> _WHAT YOU HAVE TO DO_
Give as a numbered list, omitting blank lines, the entries beginning with the line containing "row-label: Mucho [467, 239, 533, 261]" and continuing through the line containing "column-header-primaria: Primaria [614, 185, 695, 208]".
########################################
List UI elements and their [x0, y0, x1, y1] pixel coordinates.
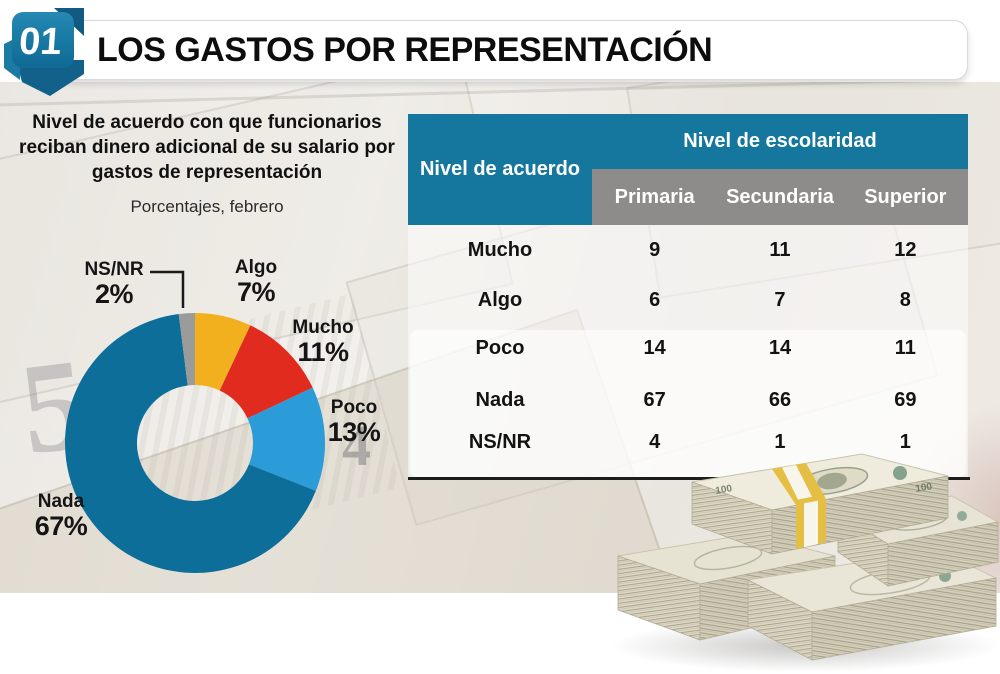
row-label: Mucho [467, 239, 533, 261]
column-group: Nivel de escolaridad Primaria Secundaria… [592, 114, 968, 225]
slice-percent: 13% [327, 417, 381, 447]
number-badge: 01 [4, 8, 84, 96]
column-header-primaria: Primaria [614, 185, 695, 208]
slice-name: Mucho [292, 317, 354, 338]
badge-ribbon-tail [16, 60, 84, 96]
cell-value: 14 [643, 337, 666, 359]
label-algo: Algo 7% [218, 257, 294, 307]
label-poco: Poco 13% [313, 397, 395, 447]
column-subheaders: Primaria Secundaria Superior [592, 169, 968, 225]
watermark-numeral-4: 4 [342, 413, 371, 478]
row-header-cell: Nivel de acuerdo [408, 114, 592, 225]
cell-value: 6 [649, 289, 661, 311]
column-header-secundaria: Secundaria [726, 185, 834, 208]
table-body-panel-lower [410, 330, 966, 478]
donut-slice-mucho [219, 325, 313, 419]
chart-subtitle: Porcentajes, febrero [130, 197, 284, 216]
row-label: NS/NR [468, 431, 532, 453]
table-row-algo: Algo 6 7 8 [408, 285, 968, 315]
label-nada: Nada 67% [22, 491, 100, 541]
table-row-nsnr: NS/NR 4 1 1 [408, 427, 968, 457]
page-title: LOS GASTOS POR REPRESENTACIÓN [97, 30, 713, 69]
table-row-mucho: Mucho 9 11 12 [408, 235, 968, 265]
cell-value: 1 [899, 431, 911, 453]
cell-value: 14 [768, 337, 792, 359]
slice-name: NS/NR [84, 259, 144, 280]
donut-svg [65, 270, 325, 573]
label-mucho: Mucho 11% [282, 317, 364, 367]
nsnr-leader-line [150, 270, 185, 308]
slice-name: Poco [330, 397, 378, 418]
money-bundle-banded: 100 100 [691, 453, 949, 555]
chart-title: Nivel de acuerdo con que funcionarios re… [19, 112, 395, 183]
slice-percent: 7% [236, 277, 276, 307]
svg-text:100: 100 [915, 481, 934, 495]
column-header-superior: Superior [864, 185, 947, 208]
slice-name: Algo [234, 257, 278, 278]
table-header: Nivel de acuerdo Nivel de escolaridad Pr… [408, 114, 968, 225]
money-stack-image: 100 100 [610, 453, 1000, 672]
cell-value: 66 [768, 389, 792, 411]
table-row-nada: Nada 67 66 69 [408, 385, 968, 415]
badge-plate [12, 12, 74, 68]
cell-value: 69 [894, 389, 917, 411]
table-row-poco: Poco 14 14 11 [408, 333, 968, 363]
donut-slice-algo [195, 313, 251, 391]
table-bottom-border [408, 477, 970, 480]
row-label: Nada [475, 389, 525, 411]
slice-percent: 2% [94, 279, 134, 309]
table-body: Mucho 9 11 12 Algo 6 7 8 Poco 14 14 11 Nada 67 66 69 NS/… [408, 225, 968, 478]
cell-value: 11 [769, 239, 791, 261]
header-bar: LOS GASTOS POR REPRESENTACIÓN [58, 20, 968, 80]
cell-value: 12 [894, 239, 917, 261]
badge-number: 01 [18, 21, 63, 63]
slice-percent: 11% [297, 337, 349, 367]
donut-slice-nsnr [178, 313, 195, 386]
cell-value: 4 [649, 431, 661, 453]
donut-chart: NS/NR 2% Algo 7% Mucho 11% Poco 13% Nada… [20, 255, 420, 595]
slice-percent: 67% [34, 511, 88, 541]
slice-name: Nada [37, 491, 85, 512]
label-nsnr: NS/NR 2% [78, 259, 150, 309]
donut-slice-nada [65, 314, 316, 573]
cell-value: 11 [894, 337, 916, 359]
svg-text:100: 100 [715, 483, 734, 497]
cell-value: 67 [643, 389, 666, 411]
cell-value: 1 [774, 431, 786, 453]
cell-value: 7 [774, 289, 786, 311]
column-group-header: Nivel de escolaridad [592, 114, 968, 169]
row-label: Algo [477, 289, 523, 311]
row-label: Poco [475, 337, 525, 359]
cell-value: 9 [649, 239, 661, 261]
donut-slice-poco [247, 387, 325, 491]
cell-value: 8 [899, 289, 911, 311]
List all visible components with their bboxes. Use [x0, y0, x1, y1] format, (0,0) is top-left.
########################################
> _EXPECTED ANSWER_
1. row-label: Mucho [467, 239, 533, 261]
2. column-group: Nivel de escolaridad Primaria Secundaria… [592, 114, 968, 225]
3. slice-percent: 13% [327, 417, 381, 447]
4. number-badge: 01 [4, 8, 84, 96]
5. column-header-primaria: Primaria [614, 185, 695, 208]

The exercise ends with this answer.